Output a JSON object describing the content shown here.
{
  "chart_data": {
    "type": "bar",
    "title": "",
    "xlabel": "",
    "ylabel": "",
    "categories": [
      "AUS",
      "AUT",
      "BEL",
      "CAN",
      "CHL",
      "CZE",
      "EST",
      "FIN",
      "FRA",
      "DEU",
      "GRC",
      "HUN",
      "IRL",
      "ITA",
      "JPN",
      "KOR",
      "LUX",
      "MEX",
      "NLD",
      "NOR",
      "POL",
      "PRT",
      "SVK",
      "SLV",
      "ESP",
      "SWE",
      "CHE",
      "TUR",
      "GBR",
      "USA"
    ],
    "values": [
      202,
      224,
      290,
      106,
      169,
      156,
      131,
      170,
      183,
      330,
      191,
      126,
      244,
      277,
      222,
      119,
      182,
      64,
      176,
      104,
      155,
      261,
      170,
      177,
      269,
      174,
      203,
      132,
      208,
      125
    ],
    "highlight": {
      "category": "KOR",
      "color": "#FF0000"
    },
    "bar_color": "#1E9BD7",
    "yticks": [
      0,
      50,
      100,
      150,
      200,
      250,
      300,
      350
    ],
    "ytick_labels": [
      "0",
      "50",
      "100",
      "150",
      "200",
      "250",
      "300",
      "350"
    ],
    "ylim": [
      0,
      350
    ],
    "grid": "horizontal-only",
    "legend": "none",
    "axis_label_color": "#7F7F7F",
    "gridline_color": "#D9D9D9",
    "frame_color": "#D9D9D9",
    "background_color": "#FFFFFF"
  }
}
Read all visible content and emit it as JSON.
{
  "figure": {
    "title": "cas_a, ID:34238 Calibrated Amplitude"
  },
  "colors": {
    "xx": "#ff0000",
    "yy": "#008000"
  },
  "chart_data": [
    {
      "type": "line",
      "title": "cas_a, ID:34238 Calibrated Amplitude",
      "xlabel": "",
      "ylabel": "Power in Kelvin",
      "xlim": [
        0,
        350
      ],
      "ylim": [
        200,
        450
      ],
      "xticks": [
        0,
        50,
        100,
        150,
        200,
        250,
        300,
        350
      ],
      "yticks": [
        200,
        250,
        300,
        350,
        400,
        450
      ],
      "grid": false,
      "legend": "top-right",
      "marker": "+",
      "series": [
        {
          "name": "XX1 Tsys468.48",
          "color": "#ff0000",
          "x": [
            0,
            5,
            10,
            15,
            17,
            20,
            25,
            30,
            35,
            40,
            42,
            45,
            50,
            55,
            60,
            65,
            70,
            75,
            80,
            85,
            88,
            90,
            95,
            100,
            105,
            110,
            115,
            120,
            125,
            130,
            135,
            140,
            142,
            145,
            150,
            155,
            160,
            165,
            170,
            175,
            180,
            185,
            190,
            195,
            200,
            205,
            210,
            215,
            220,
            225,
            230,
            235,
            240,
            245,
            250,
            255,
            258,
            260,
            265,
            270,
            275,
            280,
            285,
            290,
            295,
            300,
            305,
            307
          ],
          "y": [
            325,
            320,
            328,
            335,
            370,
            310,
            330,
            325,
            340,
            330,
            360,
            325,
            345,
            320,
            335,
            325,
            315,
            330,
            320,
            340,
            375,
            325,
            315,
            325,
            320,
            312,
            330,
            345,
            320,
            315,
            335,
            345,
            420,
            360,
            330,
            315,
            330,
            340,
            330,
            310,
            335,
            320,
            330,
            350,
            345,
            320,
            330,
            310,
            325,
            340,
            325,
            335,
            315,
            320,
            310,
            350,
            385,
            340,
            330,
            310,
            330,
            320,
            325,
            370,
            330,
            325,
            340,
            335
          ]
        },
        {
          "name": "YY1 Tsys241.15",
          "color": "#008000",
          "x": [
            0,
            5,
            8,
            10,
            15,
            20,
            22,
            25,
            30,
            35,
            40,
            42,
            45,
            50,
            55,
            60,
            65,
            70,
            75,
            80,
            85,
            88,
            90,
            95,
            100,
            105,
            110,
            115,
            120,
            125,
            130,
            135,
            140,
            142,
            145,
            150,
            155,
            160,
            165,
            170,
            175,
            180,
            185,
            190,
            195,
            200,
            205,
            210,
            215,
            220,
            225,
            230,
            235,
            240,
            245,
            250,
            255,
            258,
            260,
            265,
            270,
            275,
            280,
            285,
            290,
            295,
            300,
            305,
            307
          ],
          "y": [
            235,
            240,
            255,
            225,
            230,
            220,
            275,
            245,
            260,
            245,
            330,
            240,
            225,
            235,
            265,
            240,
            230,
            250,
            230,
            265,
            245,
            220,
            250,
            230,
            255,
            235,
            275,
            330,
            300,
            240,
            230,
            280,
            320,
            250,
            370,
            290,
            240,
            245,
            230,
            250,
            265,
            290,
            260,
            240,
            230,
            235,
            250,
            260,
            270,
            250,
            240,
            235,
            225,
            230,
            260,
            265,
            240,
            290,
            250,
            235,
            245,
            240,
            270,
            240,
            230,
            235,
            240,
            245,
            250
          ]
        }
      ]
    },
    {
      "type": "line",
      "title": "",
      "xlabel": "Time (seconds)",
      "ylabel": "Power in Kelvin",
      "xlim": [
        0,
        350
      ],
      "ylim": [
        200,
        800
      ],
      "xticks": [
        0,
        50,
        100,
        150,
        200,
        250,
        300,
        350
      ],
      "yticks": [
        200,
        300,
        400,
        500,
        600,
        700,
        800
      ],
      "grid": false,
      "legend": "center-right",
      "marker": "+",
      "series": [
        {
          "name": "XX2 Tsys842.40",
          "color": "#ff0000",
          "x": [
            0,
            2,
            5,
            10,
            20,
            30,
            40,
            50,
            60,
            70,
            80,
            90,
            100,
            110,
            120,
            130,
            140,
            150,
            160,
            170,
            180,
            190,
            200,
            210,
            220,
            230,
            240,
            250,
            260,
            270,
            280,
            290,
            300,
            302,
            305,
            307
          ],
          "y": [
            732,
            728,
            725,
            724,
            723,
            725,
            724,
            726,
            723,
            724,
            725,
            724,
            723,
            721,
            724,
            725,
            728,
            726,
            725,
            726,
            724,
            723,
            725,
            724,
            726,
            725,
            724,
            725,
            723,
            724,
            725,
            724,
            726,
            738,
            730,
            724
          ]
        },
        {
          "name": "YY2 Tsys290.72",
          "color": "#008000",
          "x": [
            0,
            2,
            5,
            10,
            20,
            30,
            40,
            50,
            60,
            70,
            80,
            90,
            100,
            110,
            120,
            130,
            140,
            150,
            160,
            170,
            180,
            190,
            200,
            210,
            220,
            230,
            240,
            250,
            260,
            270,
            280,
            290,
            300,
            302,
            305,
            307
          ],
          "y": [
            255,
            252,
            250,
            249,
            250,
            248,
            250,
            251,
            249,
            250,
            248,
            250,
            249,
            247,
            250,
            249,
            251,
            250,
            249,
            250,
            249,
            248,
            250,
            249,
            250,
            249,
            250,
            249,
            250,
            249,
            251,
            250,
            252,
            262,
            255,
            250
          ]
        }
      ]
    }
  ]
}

· · · ·

● GIVEN TASK: All of the lines above need to be given again exactly.

● EXERCISE RESPONSE:
Output a JSON object describing the content shown here.
{
  "chart_data": {
    "type": "bar",
    "title": "",
    "xlabel": "",
    "ylabel": "",
    "categories": [
      "AUS",
      "AUT",
      "BEL",
      "CAN",
      "CHL",
      "CZE",
      "EST",
      "FIN",
      "FRA",
      "DEU",
      "GRC",
      "HUN",
      "IRL",
      "ITA",
      "JPN",
      "KOR",
      "LUX",
      "MEX",
      "NLD",
      "NOR",
      "POL",
      "PRT",
      "SVK",
      "SLV",
      "ESP",
      "SWE",
      "CHE",
      "TUR",
      "GBR",
      "USA"
    ],
    "values": [
      202,
      224,
      290,
      106,
      169,
      156,
      131,
      170,
      183,
      330,
      191,
      126,
      244,
      277,
      222,
      119,
      182,
      64,
      176,
      104,
      155,
      261,
      170,
      177,
      269,
      174,
      203,
      132,
      208,
      125
    ],
    "highlight": {
      "category": "KOR",
      "color": "#FF0000"
    },
    "bar_color": "#1E9BD7",
    "yticks": [
      0,
      50,
      100,
      150,
      200,
      250,
      300,
      350
    ],
    "ytick_labels": [
      "0",
      "50",
      "100",
      "150",
      "200",
      "250",
      "300",
      "350"
    ],
    "ylim": [
      0,
      350
    ],
    "grid": "horizontal-only",
    "legend": "none",
    "axis_label_color": "#7F7F7F",
    "gridline_color": "#D9D9D9",
    "frame_color": "#D9D9D9",
    "background_color": "#FFFFFF"
  }
}
Read all visible content and emit it as JSON.
{
  "figure": {
    "title": "cas_a, ID:34238 Calibrated Amplitude"
  },
  "colors": {
    "xx": "#ff0000",
    "yy": "#008000"
  },
  "chart_data": [
    {
      "type": "line",
      "title": "cas_a, ID:34238 Calibrated Amplitude",
      "xlabel": "",
      "ylabel": "Power in Kelvin",
      "xlim": [
        0,
        350
      ],
      "ylim": [
        200,
        450
      ],
      "xticks": [
        0,
        50,
        100,
        150,
        200,
        250,
        300,
        350
      ],
      "yticks": [
        200,
        250,
        300,
        350,
        400,
        450
      ],
      "grid": false,
      "legend": "top-right",
      "marker": "+",
      "series": [
        {
          "name": "XX1 Tsys468.48",
          "color": "#ff0000",
          "x": [
            0,
            5,
            10,
            15,
            17,
            20,
            25,
            30,
            35,
            40,
            42,
            45,
            50,
            55,
            60,
            65,
            70,
            75,
            80,
            85,
            88,
            90,
            95,
            100,
            105,
            110,
            115,
            120,
            125,
            130,
            135,
            140,
            142,
            145,
            150,
            155,
            160,
            165,
            170,
            175,
            180,
            185,
            190,
            195,
            200,
            205,
            210,
            215,
            220,
            225,
            230,
            235,
            240,
            245,
            250,
            255,
            258,
            260,
            265,
            270,
            275,
            280,
            285,
            290,
            295,
            300,
            305,
            307
          ],
          "y": [
            325,
            320,
            328,
            335,
            370,
            310,
            330,
            325,
            340,
            330,
            360,
            325,
            345,
            320,
            335,
            325,
            315,
            330,
            320,
            340,
            375,
            325,
            315,
            325,
            320,
            312,
            330,
            345,
            320,
            315,
            335,
            345,
            420,
            360,
            330,
            315,
            330,
            340,
            330,
            310,
            335,
            320,
            330,
            350,
            345,
            320,
            330,
            310,
            325,
            340,
            325,
            335,
            315,
            320,
            310,
            350,
            385,
            340,
            330,
            310,
            330,
            320,
            325,
            370,
            330,
            325,
            340,
            335
          ]
        },
        {
          "name": "YY1 Tsys241.15",
          "color": "#008000",
          "x": [
            0,
            5,
            8,
            10,
            15,
            20,
            22,
            25,
            30,
            35,
            40,
            42,
            45,
            50,
            55,
            60,
            65,
            70,
            75,
            80,
            85,
            88,
            90,
            95,
            100,
            105,
            110,
            115,
            120,
            125,
            130,
            135,
            140,
            142,
            145,
            150,
            155,
            160,
            165,
            170,
            175,
            180,
            185,
            190,
            195,
            200,
            205,
            210,
            215,
            220,
            225,
            230,
            235,
            240,
            245,
            250,
            255,
            258,
            260,
            265,
            270,
            275,
            280,
            285,
            290,
            295,
            300,
            305,
            307
          ],
          "y": [
            235,
            240,
            255,
            225,
            230,
            220,
            275,
            245,
            260,
            245,
            330,
            240,
            225,
            235,
            265,
            240,
            230,
            250,
            230,
            265,
            245,
            220,
            250,
            230,
            255,
            235,
            275,
            330,
            300,
            240,
            230,
            280,
            320,
            250,
            370,
            290,
            240,
            245,
            230,
            250,
            265,
            290,
            260,
            240,
            230,
            235,
            250,
            260,
            270,
            250,
            240,
            235,
            225,
            230,
            260,
            265,
            240,
            290,
            250,
            235,
            245,
            240,
            270,
            240,
            230,
            235,
            240,
            245,
            250
          ]
        }
      ]
    },
    {
      "type": "line",
      "title": "",
      "xlabel": "Time (seconds)",
      "ylabel": "Power in Kelvin",
      "xlim": [
        0,
        350
      ],
      "ylim": [
        200,
        800
      ],
      "xticks": [
        0,
        50,
        100,
        150,
        200,
        250,
        300,
        350
      ],
      "yticks": [
        200,
        300,
        400,
        500,
        600,
        700,
        800
      ],
      "grid": false,
      "legend": "center-right",
      "marker": "+",
      "series": [
        {
          "name": "XX2 Tsys842.40",
          "color": "#ff0000",
          "x": [
            0,
            2,
            5,
            10,
            20,
            30,
            40,
            50,
            60,
            70,
            80,
            90,
            100,
            110,
            120,
            130,
            140,
            150,
            160,
            170,
            180,
            190,
            200,
            210,
            220,
            230,
            240,
            250,
            260,
            270,
            280,
            290,
            300,
            302,
            305,
            307
          ],
          "y": [
            732,
            728,
            725,
            724,
            723,
            725,
            724,
            726,
            723,
            724,
            725,
            724,
            723,
            721,
            724,
            725,
            728,
            726,
            725,
            726,
            724,
            723,
            725,
            724,
            726,
            725,
            724,
            725,
            723,
            724,
            725,
            724,
            726,
            738,
            730,
            724
          ]
        },
        {
          "name": "YY2 Tsys290.72",
          "color": "#008000",
          "x": [
            0,
            2,
            5,
            10,
            20,
            30,
            40,
            50,
            60,
            70,
            80,
            90,
            100,
            110,
            120,
            130,
            140,
            150,
            160,
            170,
            180,
            190,
            200,
            210,
            220,
            230,
            240,
            250,
            260,
            270,
            280,
            290,
            300,
            302,
            305,
            307
          ],
          "y": [
            255,
            252,
            250,
            249,
            250,
            248,
            250,
            251,
            249,
            250,
            248,
            250,
            249,
            247,
            250,
            249,
            251,
            250,
            249,
            250,
            249,
            248,
            250,
            249,
            250,
            249,
            250,
            249,
            250,
            249,
            251,
            250,
            252,
            262,
            255,
            250
          ]
        }
      ]
    }
  ]
}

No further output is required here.